### Short exercise
Reproduce the records below exactly as given.

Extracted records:
┄┄┄┄┄┄┄┄┄┄┄┄┄┄┄┄┄┄┄┄
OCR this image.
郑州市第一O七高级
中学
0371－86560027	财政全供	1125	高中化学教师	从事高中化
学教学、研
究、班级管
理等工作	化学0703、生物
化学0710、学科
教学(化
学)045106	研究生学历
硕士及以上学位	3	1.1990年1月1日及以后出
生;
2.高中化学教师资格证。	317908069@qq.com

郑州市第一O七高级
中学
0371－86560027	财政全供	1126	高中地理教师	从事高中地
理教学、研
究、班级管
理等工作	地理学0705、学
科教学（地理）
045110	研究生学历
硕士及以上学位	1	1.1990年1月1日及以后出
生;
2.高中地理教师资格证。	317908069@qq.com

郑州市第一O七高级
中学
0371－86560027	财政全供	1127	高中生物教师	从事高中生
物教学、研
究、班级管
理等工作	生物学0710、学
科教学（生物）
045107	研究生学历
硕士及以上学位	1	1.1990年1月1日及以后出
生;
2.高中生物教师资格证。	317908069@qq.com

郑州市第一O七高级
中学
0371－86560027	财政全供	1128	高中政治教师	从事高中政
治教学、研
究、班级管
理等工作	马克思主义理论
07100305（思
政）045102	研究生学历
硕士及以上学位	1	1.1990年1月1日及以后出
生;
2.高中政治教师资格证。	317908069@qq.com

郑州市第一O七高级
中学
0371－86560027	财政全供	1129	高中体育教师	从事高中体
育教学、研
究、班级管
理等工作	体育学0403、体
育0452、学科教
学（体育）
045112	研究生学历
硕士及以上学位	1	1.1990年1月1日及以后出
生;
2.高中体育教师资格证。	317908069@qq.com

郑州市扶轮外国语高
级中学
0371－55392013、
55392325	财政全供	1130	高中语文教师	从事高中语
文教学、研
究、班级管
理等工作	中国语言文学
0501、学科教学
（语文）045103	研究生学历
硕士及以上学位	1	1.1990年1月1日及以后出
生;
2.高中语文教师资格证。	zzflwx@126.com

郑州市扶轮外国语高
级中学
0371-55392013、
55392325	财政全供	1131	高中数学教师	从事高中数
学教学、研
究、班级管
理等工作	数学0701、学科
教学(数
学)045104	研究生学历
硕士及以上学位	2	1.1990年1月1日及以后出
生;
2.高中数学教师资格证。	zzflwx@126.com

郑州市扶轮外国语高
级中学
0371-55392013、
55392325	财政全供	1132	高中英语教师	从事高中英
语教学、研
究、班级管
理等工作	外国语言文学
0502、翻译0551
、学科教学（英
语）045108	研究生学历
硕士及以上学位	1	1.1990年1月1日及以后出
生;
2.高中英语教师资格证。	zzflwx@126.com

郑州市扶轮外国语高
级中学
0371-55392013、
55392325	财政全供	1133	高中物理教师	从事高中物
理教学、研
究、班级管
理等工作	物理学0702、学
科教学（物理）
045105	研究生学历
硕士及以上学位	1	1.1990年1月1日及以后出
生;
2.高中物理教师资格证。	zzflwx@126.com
┄┄┄┄┄┄┄┄┄┄┄┄┄┄┄┄┄┄┄┄
### Written answer
OCR this image.
郑州市第一O七高级
中学
0371－86560027	财政全供	1125	高中化学教师	从事高中化
学教学、研
究、班级管
理等工作	化学0703、生物
化学0710、学科
教学(化
学)045106	研究生学历
硕士及以上学位	3	1.1990年1月1日及以后出
生;
2.高中化学教师资格证。	317908069@qq.com

郑州市第一O七高级
中学
0371－86560027	财政全供	1126	高中地理教师	从事高中地
理教学、研
究、班级管
理等工作	地理学0705、学
科教学（地理）
045110	研究生学历
硕士及以上学位	1	1.1990年1月1日及以后出
生;
2.高中地理教师资格证。	317908069@qq.com

郑州市第一O七高级
中学
0371－86560027	财政全供	1127	高中生物教师	从事高中生
物教学、研
究、班级管
理等工作	生物学0710、学
科教学（生物）
045107	研究生学历
硕士及以上学位	1	1.1990年1月1日及以后出
生;
2.高中生物教师资格证。	317908069@qq.com

郑州市第一O七高级
中学
0371－86560027	财政全供	1128	高中政治教师	从事高中政
治教学、研
究、班级管
理等工作	马克思主义理论
07100305（思
政）045102	研究生学历
硕士及以上学位	1	1.1990年1月1日及以后出
生;
2.高中政治教师资格证。	317908069@qq.com

郑州市第一O七高级
中学
0371－86560027	财政全供	1129	高中体育教师	从事高中体
育教学、研
究、班级管
理等工作	体育学0403、体
育0452、学科教
学（体育）
045112	研究生学历
硕士及以上学位	1	1.1990年1月1日及以后出
生;
2.高中体育教师资格证。	317908069@qq.com

郑州市扶轮外国语高
级中学
0371－55392013、
55392325	财政全供	1130	高中语文教师	从事高中语
文教学、研
究、班级管
理等工作	中国语言文学
0501、学科教学
（语文）045103	研究生学历
硕士及以上学位	1	1.1990年1月1日及以后出
生;
2.高中语文教师资格证。	zzflwx@126.com

郑州市扶轮外国语高
级中学
0371-55392013、
55392325	财政全供	1131	高中数学教师	从事高中数
学教学、研
究、班级管
理等工作	数学0701、学科
教学(数
学)045104	研究生学历
硕士及以上学位	2	1.1990年1月1日及以后出
生;
2.高中数学教师资格证。	zzflwx@126.com

郑州市扶轮外国语高
级中学
0371-55392013、
55392325	财政全供	1132	高中英语教师	从事高中英
语教学、研
究、班级管
理等工作	外国语言文学
0502、翻译0551
、学科教学（英
语）045108	研究生学历
硕士及以上学位	1	1.1990年1月1日及以后出
生;
2.高中英语教师资格证。	zzflwx@126.com

郑州市扶轮外国语高
级中学
0371-55392013、
55392325	财政全供	1133	高中物理教师	从事高中物
理教学、研
究、班级管
理等工作	物理学0702、学
科教学（物理）
045105	研究生学历
硕士及以上学位	1	1.1990年1月1日及以后出
生;
2.高中物理教师资格证。	zzflwx@126.com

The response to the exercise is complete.